In the listing below, identify each line with the word "street" and return those lines.
---------- Stored data ----------
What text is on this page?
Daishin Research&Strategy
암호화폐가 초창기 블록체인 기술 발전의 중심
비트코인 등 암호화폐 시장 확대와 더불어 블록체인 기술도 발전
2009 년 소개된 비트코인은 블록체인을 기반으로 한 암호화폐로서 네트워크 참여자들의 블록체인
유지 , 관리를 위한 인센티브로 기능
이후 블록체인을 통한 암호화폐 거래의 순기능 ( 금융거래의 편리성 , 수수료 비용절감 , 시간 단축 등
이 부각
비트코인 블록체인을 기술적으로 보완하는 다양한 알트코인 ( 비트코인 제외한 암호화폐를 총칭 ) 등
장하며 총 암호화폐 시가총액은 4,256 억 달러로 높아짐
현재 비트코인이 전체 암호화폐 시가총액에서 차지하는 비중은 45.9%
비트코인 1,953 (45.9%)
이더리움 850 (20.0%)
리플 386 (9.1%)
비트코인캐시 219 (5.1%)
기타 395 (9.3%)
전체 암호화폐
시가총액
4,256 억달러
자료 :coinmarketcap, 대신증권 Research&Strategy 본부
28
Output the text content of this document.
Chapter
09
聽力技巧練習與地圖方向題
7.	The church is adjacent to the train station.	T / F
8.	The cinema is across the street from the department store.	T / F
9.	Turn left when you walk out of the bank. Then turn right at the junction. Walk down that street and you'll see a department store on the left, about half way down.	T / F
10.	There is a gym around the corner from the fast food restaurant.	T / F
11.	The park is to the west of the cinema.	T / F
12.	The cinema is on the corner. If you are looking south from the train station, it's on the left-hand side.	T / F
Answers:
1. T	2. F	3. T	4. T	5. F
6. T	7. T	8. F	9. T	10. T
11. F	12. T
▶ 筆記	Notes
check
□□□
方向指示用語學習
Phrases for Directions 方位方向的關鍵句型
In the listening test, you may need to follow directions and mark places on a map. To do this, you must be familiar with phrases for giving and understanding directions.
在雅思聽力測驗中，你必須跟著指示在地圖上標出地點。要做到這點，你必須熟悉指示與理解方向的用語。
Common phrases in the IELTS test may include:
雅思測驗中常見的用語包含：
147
----------
=== Exercise output ===
8.	The cinema is across the street from the department store.	T / F
9.	Turn left when you walk out of the bank. Then turn right at the junction. Walk down that street and you'll see a department store on the left, about half way down.	T / F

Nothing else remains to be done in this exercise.